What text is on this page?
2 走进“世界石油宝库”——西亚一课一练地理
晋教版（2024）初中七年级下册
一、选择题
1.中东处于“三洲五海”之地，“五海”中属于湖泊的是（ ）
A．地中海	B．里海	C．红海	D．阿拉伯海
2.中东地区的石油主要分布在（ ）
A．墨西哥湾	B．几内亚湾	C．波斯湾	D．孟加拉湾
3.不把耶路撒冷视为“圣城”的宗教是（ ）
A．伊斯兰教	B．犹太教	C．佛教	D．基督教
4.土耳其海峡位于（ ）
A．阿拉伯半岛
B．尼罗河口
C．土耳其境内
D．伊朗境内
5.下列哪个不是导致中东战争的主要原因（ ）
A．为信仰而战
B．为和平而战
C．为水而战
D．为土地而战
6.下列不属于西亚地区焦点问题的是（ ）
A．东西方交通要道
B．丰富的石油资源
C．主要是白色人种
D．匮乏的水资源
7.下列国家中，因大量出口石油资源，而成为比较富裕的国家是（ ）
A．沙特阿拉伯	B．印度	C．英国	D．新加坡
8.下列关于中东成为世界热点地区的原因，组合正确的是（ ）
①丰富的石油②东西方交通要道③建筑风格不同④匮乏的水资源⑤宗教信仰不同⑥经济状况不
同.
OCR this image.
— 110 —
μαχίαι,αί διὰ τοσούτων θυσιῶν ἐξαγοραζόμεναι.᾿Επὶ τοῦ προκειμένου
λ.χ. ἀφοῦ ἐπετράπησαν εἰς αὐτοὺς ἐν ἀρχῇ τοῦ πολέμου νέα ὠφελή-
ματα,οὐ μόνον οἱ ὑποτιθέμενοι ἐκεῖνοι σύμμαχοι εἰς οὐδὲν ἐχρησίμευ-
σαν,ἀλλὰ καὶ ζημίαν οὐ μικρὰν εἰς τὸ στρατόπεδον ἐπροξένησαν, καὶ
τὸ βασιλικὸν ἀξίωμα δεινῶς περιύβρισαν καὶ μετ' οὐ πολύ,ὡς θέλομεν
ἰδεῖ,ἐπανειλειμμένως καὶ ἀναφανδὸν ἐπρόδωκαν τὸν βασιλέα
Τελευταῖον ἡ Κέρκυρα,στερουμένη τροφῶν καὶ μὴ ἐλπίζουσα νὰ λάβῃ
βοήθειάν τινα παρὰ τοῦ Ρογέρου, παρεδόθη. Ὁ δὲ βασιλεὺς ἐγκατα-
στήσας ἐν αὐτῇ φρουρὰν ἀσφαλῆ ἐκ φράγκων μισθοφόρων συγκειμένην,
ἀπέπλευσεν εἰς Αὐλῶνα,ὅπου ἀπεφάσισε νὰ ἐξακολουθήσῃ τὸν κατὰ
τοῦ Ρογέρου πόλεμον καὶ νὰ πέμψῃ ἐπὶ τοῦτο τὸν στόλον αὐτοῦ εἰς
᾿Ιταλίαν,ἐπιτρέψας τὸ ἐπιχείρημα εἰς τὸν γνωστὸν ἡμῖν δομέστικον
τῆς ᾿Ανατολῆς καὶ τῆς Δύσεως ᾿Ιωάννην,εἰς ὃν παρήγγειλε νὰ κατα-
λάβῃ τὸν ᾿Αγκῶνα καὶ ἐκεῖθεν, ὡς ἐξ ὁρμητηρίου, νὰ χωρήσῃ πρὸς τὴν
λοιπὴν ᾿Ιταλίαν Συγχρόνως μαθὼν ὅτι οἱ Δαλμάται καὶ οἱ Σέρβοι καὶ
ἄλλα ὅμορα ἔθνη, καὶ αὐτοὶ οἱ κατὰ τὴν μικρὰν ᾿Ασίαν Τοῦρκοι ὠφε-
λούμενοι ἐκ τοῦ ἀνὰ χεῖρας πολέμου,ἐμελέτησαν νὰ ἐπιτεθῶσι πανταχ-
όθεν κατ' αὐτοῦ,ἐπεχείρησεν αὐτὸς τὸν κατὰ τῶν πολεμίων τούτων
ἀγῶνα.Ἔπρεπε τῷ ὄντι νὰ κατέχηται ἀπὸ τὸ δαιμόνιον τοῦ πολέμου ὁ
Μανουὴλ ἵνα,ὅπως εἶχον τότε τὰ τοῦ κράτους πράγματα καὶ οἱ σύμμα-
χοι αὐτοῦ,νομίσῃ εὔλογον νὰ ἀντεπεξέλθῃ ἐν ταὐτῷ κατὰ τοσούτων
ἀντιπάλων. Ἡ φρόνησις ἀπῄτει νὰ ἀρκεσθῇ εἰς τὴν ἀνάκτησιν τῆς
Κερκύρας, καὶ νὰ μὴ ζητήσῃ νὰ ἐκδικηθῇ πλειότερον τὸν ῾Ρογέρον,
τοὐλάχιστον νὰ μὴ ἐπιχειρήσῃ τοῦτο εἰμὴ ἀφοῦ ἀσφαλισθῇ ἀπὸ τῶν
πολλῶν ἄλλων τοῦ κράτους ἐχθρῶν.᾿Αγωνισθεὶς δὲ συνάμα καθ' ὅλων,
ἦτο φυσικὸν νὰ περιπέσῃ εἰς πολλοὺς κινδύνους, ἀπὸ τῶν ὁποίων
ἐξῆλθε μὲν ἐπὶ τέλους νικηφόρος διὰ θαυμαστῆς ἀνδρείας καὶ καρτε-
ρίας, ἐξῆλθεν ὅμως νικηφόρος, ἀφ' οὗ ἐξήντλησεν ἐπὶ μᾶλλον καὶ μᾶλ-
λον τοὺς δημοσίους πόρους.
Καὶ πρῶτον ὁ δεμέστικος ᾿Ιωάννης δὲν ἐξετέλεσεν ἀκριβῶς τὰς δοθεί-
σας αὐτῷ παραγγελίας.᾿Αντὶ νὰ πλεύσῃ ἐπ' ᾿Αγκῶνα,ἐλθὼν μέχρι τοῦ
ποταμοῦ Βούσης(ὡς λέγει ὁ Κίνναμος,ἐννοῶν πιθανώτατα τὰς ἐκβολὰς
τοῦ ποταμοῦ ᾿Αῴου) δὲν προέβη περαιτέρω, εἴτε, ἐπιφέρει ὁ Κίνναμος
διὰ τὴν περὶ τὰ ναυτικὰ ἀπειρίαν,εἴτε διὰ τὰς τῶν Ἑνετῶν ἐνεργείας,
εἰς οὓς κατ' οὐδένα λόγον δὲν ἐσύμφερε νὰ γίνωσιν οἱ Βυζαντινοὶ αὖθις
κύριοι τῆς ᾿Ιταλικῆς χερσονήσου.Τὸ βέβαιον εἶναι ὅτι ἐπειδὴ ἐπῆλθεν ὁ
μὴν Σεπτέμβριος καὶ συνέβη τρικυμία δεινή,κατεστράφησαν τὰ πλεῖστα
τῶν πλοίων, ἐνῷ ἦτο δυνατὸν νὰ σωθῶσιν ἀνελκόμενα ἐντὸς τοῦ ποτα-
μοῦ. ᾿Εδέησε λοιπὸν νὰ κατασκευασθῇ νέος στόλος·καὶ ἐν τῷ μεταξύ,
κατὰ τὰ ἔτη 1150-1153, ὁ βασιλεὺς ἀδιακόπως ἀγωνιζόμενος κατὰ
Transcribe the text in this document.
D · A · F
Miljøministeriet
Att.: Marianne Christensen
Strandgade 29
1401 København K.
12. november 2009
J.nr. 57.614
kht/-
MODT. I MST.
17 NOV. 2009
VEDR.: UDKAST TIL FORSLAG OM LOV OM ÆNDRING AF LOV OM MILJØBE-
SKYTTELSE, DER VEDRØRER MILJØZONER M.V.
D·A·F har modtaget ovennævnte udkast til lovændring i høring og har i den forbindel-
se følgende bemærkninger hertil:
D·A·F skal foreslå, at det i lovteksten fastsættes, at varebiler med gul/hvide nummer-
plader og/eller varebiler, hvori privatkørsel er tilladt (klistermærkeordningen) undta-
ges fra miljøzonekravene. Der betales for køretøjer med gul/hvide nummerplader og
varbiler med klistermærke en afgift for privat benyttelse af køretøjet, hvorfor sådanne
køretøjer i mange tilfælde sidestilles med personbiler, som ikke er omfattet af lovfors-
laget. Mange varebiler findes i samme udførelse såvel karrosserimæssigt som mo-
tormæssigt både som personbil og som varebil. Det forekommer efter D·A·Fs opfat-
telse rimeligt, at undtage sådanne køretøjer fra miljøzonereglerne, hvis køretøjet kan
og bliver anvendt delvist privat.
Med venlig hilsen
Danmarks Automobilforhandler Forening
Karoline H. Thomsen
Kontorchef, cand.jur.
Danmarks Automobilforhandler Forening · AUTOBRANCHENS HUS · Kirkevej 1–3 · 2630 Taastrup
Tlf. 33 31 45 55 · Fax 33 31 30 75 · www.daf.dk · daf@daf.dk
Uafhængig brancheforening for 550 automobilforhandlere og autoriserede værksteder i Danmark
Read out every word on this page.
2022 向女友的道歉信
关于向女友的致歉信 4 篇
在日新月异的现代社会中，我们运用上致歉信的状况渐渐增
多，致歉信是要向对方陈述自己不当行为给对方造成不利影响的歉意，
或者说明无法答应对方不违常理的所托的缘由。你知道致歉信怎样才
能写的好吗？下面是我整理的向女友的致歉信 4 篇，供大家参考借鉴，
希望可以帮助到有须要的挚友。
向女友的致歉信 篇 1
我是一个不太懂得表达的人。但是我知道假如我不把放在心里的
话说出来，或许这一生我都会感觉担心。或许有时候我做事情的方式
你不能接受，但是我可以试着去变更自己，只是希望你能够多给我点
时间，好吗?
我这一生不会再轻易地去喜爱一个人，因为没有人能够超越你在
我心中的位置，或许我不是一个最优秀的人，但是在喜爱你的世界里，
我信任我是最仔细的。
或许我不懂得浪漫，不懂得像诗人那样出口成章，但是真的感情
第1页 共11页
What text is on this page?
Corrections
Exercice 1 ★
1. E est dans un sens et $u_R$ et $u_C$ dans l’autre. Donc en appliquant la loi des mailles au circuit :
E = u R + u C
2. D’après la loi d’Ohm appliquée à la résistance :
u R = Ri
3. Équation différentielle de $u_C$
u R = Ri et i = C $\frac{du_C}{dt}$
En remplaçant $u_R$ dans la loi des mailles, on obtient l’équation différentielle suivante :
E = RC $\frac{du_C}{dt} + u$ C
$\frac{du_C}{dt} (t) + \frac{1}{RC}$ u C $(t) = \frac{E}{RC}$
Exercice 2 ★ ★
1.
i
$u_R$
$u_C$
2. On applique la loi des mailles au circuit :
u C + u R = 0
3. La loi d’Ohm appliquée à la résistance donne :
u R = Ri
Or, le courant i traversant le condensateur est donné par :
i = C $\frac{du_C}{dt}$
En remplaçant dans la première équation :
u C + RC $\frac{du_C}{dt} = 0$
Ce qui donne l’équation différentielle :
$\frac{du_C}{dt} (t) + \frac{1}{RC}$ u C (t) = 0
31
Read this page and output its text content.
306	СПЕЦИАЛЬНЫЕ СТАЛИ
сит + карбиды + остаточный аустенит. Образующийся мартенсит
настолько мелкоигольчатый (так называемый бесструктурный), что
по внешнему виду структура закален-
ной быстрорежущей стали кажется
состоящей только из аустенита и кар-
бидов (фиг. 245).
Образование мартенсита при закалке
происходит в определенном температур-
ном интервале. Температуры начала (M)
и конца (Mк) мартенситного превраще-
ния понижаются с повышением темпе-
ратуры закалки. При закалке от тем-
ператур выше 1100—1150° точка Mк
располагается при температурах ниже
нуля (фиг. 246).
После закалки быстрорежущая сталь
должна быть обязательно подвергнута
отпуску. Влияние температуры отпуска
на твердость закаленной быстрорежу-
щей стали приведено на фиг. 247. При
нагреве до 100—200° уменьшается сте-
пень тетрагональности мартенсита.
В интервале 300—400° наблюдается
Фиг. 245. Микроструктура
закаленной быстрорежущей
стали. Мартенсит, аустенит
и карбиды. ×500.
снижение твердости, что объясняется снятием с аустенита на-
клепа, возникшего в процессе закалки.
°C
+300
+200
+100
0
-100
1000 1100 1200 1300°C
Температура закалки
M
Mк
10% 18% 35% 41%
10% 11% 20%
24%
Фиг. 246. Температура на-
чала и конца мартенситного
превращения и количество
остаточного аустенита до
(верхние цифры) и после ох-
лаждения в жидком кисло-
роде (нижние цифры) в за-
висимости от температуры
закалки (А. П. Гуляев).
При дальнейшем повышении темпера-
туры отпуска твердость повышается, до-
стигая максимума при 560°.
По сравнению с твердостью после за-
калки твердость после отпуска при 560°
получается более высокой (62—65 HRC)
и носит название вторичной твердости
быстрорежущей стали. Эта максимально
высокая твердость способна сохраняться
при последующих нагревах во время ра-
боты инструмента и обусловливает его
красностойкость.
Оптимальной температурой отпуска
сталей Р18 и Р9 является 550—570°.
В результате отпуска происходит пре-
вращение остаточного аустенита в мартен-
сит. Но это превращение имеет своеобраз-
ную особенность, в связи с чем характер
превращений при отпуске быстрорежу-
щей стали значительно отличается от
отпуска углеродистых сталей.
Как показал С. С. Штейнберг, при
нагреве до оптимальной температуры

──────────

[WHAT IS ASKED] Find the count of lines in the data above where the string "frac" occurs. Provide that number alone.

[COMPLETED EXERCISE] 6